[start Data provided]
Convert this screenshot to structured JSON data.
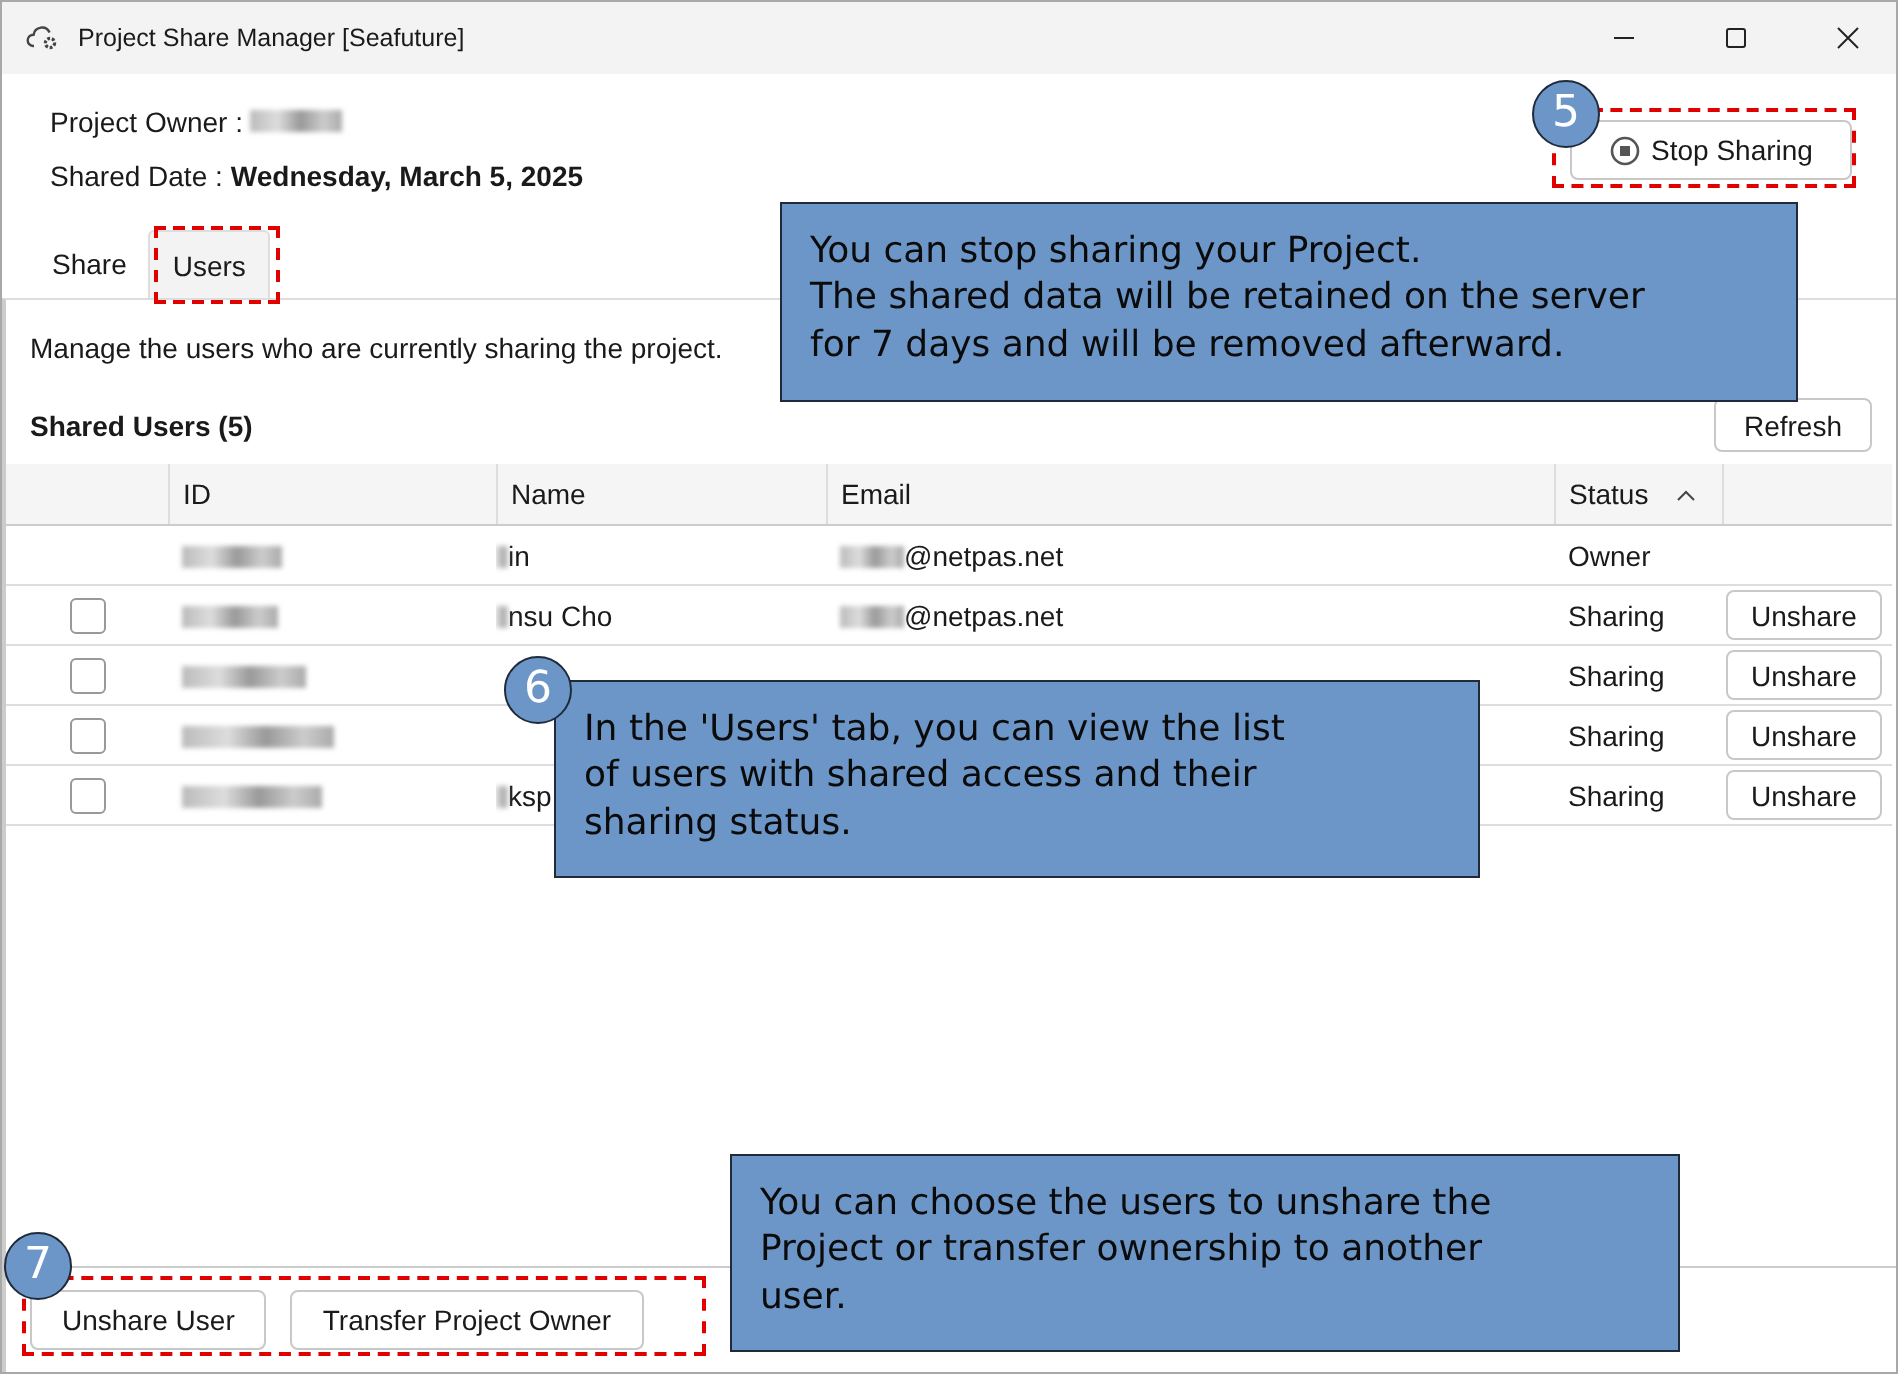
{
  "window": {
    "title": "Project Share Manager [Seafuture]"
  },
  "owner": {
    "label": "Project Owner :"
  },
  "shared_date": {
    "label": "Shared Date :",
    "value": "Wednesday, March 5, 2025"
  },
  "stop_button": {
    "label": "Stop Sharing"
  },
  "tabs": [
    {
      "label": "Share",
      "selected": false
    },
    {
      "label": "Users",
      "selected": true
    }
  ],
  "description": "Manage the users who are currently sharing the project.",
  "shared_users": {
    "title": "Shared Users",
    "count": "(5)"
  },
  "refresh_button": "Refresh",
  "table": {
    "columns": [
      {
        "label": "ID"
      },
      {
        "label": "Name"
      },
      {
        "label": "Email"
      },
      {
        "label": "Status",
        "sorted": true
      }
    ],
    "rows": [
      {
        "kind": "owner",
        "name": "in",
        "email": "@netpas.net",
        "status": "Owner"
      },
      {
        "kind": "member",
        "checked": false,
        "name": "nsu Cho",
        "email": "@netpas.net",
        "status": "Sharing",
        "action": "Unshare"
      },
      {
        "kind": "member",
        "checked": false,
        "status": "Sharing",
        "action": "Unshare"
      },
      {
        "kind": "member",
        "checked": false,
        "status": "Sharing",
        "action": "Unshare"
      },
      {
        "kind": "member",
        "checked": false,
        "name": "ksp",
        "status": "Sharing",
        "action": "Unshare"
      }
    ]
  },
  "footer_buttons": [
    "Unshare User",
    "Transfer Project Owner"
  ],
  "callouts": [
    {
      "kind": "stop",
      "number": "5",
      "text": "You can stop sharing your Project.\nThe shared data will be retained on the server\nfor 7 days and will be removed afterward."
    },
    {
      "kind": "users",
      "number": "6",
      "text": "In the 'Users' tab, you can view the list\nof users with shared access and their\nsharing status."
    },
    {
      "kind": "footer",
      "number": "7",
      "text": "You can choose the users to unshare the\nProject or transfer ownership to another\nuser."
    }
  ]
}
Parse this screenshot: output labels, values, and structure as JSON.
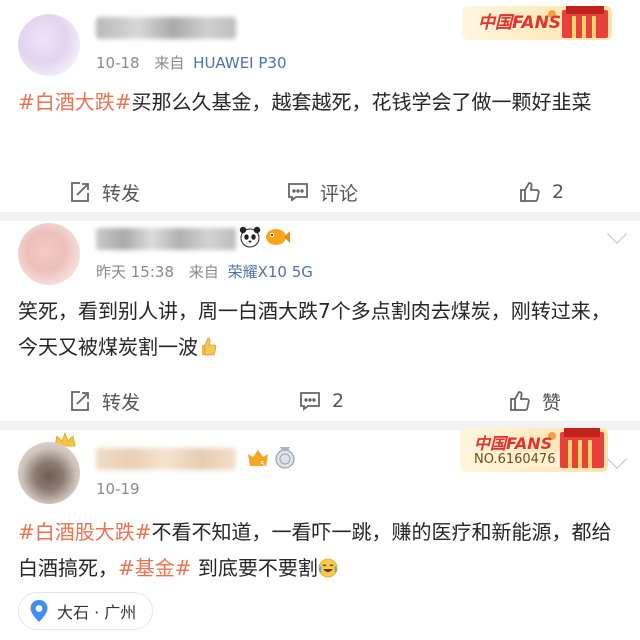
{
  "posts": [
    {
      "date": "10-18",
      "from_label": "来自",
      "device": "HUAWEI P30",
      "content": {
        "tag": "#白酒大跌#",
        "text": "买那么久基金，越套越死，花钱学会了做一颗好韭菜"
      },
      "badge": {
        "text": "中国FANS"
      },
      "actions": {
        "repost": "转发",
        "comment": "评论",
        "like": "2"
      }
    },
    {
      "date": "昨天 15:38",
      "from_label": "来自",
      "device": "荣耀X10 5G",
      "content": {
        "text": "笑死，看到别人讲，周一白酒大跌7个多点割肉去煤炭，刚转过来，今天又被煤炭割一波"
      },
      "actions": {
        "repost": "转发",
        "comment": "2",
        "like": "赞"
      }
    },
    {
      "date": "10-19",
      "content": {
        "tag1": "#白酒股大跌#",
        "text1": "不看不知道，一看吓一跳，赚的医疗和新能源，都给白酒搞死，",
        "tag2": "#基金#",
        "text2": " 到底要不要割"
      },
      "badge": {
        "text": "中国FANS",
        "number": "NO.6160476"
      },
      "location": "大石 · 广州"
    }
  ],
  "colors": {
    "accent": "#eb7350",
    "link": "#4e73a8",
    "meta": "#8a8a8a",
    "divider": "#f2f2f2"
  },
  "icons": [
    "repost-icon",
    "comment-icon",
    "thumb-up-icon",
    "location-pin-icon",
    "chevron-down-icon",
    "panda-emoji-icon",
    "fish-emoji-icon",
    "crown-icon",
    "level-badge-icon",
    "medal-icon",
    "thumbs-up-emoji-icon",
    "laugh-cry-emoji-icon"
  ]
}
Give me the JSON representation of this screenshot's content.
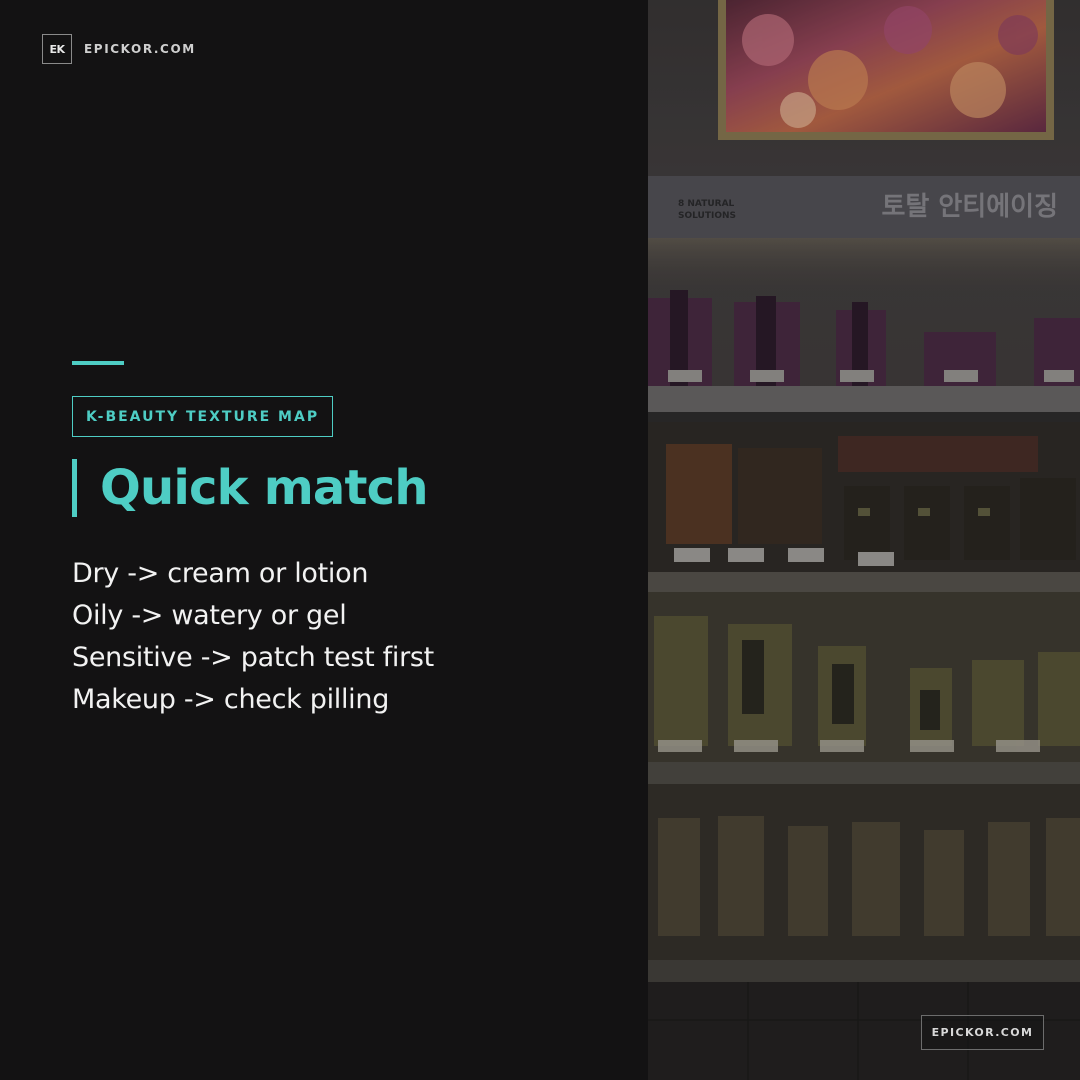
{
  "brand": {
    "mark": "EK",
    "site": "EPICKOR.COM"
  },
  "badge": "K-BEAUTY TEXTURE MAP",
  "title": "Quick match",
  "lines": [
    "Dry -> cream or lotion",
    "Oily -> watery or gel",
    "Sensitive -> patch test first",
    "Makeup -> check pilling"
  ],
  "photo": {
    "store_sign": "토탈 안티에이징",
    "brand_sign": "8 NATURAL SOLUTIONS"
  },
  "footer": "EPICKOR.COM",
  "colors": {
    "accent": "#4ecdc4",
    "background": "#131213",
    "text": "#f2f2f2"
  }
}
[end Data provided]
▶ _Direction_
Repeat all the records above exactly, leaving out any pictures.

▶ _Final answer_
Convert this screenshot to structured JSON data.
{
  "window": {
    "title": "Project Share Manager [Seafuture]"
  },
  "owner": {
    "label": "Project Owner :"
  },
  "shared_date": {
    "label": "Shared Date :",
    "value": "Wednesday, March 5, 2025"
  },
  "stop_button": {
    "label": "Stop Sharing"
  },
  "tabs": [
    {
      "label": "Share",
      "selected": false
    },
    {
      "label": "Users",
      "selected": true
    }
  ],
  "description": "Manage the users who are currently sharing the project.",
  "shared_users": {
    "title": "Shared Users",
    "count": "(5)"
  },
  "refresh_button": "Refresh",
  "table": {
    "columns": [
      {
        "label": "ID"
      },
      {
        "label": "Name"
      },
      {
        "label": "Email"
      },
      {
        "label": "Status",
        "sorted": true
      }
    ],
    "rows": [
      {
        "kind": "owner",
        "name": "in",
        "email": "@netpas.net",
        "status": "Owner"
      },
      {
        "kind": "member",
        "checked": false,
        "name": "nsu Cho",
        "email": "@netpas.net",
        "status": "Sharing",
        "action": "Unshare"
      },
      {
        "kind": "member",
        "checked": false,
        "status": "Sharing",
        "action": "Unshare"
      },
      {
        "kind": "member",
        "checked": false,
        "status": "Sharing",
        "action": "Unshare"
      },
      {
        "kind": "member",
        "checked": false,
        "name": "ksp",
        "status": "Sharing",
        "action": "Unshare"
      }
    ]
  },
  "footer_buttons": [
    "Unshare User",
    "Transfer Project Owner"
  ],
  "callouts": [
    {
      "kind": "stop",
      "number": "5",
      "text": "You can stop sharing your Project.\nThe shared data will be retained on the server\nfor 7 days and will be removed afterward."
    },
    {
      "kind": "users",
      "number": "6",
      "text": "In the 'Users' tab, you can view the list\nof users with shared access and their\nsharing status."
    },
    {
      "kind": "footer",
      "number": "7",
      "text": "You can choose the users to unshare the\nProject or transfer ownership to another\nuser."
    }
  ]
}
Parse this screenshot: output labels, values, and structure as JSON.
{
  "posts": [
    {
      "date": "10-18",
      "from_label": "来自",
      "device": "HUAWEI P30",
      "content": {
        "tag": "#白酒大跌#",
        "text": "买那么久基金，越套越死，花钱学会了做一颗好韭菜"
      },
      "badge": {
        "text": "中国FANS"
      },
      "actions": {
        "repost": "转发",
        "comment": "评论",
        "like": "2"
      }
    },
    {
      "date": "昨天 15:38",
      "from_label": "来自",
      "device": "荣耀X10 5G",
      "content": {
        "text": "笑死，看到别人讲，周一白酒大跌7个多点割肉去煤炭，刚转过来，今天又被煤炭割一波"
      },
      "actions": {
        "repost": "转发",
        "comment": "2",
        "like": "赞"
      }
    },
    {
      "date": "10-19",
      "content": {
        "tag1": "#白酒股大跌#",
        "text1": "不看不知道，一看吓一跳，赚的医疗和新能源，都给白酒搞死，",
        "tag2": "#基金#",
        "text2": " 到底要不要割"
      },
      "badge": {
        "text": "中国FANS",
        "number": "NO.6160476"
      },
      "location": "大石 · 广州"
    }
  ],
  "colors": {
    "accent": "#eb7350",
    "link": "#4e73a8",
    "meta": "#8a8a8a",
    "divider": "#f2f2f2"
  },
  "icons": [
    "repost-icon",
    "comment-icon",
    "thumb-up-icon",
    "location-pin-icon",
    "chevron-down-icon",
    "panda-emoji-icon",
    "fish-emoji-icon",
    "crown-icon",
    "level-badge-icon",
    "medal-icon",
    "thumbs-up-emoji-icon",
    "laugh-cry-emoji-icon"
  ]
}
Give me the JSON representation of this screenshot's content.
{
  "brand": {
    "mark": "EK",
    "site": "EPICKOR.COM"
  },
  "badge": "K-BEAUTY TEXTURE MAP",
  "title": "Quick match",
  "lines": [
    "Dry -> cream or lotion",
    "Oily -> watery or gel",
    "Sensitive -> patch test first",
    "Makeup -> check pilling"
  ],
  "photo": {
    "store_sign": "토탈 안티에이징",
    "brand_sign": "8 NATURAL SOLUTIONS"
  },
  "footer": "EPICKOR.COM",
  "colors": {
    "accent": "#4ecdc4",
    "background": "#131213",
    "text": "#f2f2f2"
  }
}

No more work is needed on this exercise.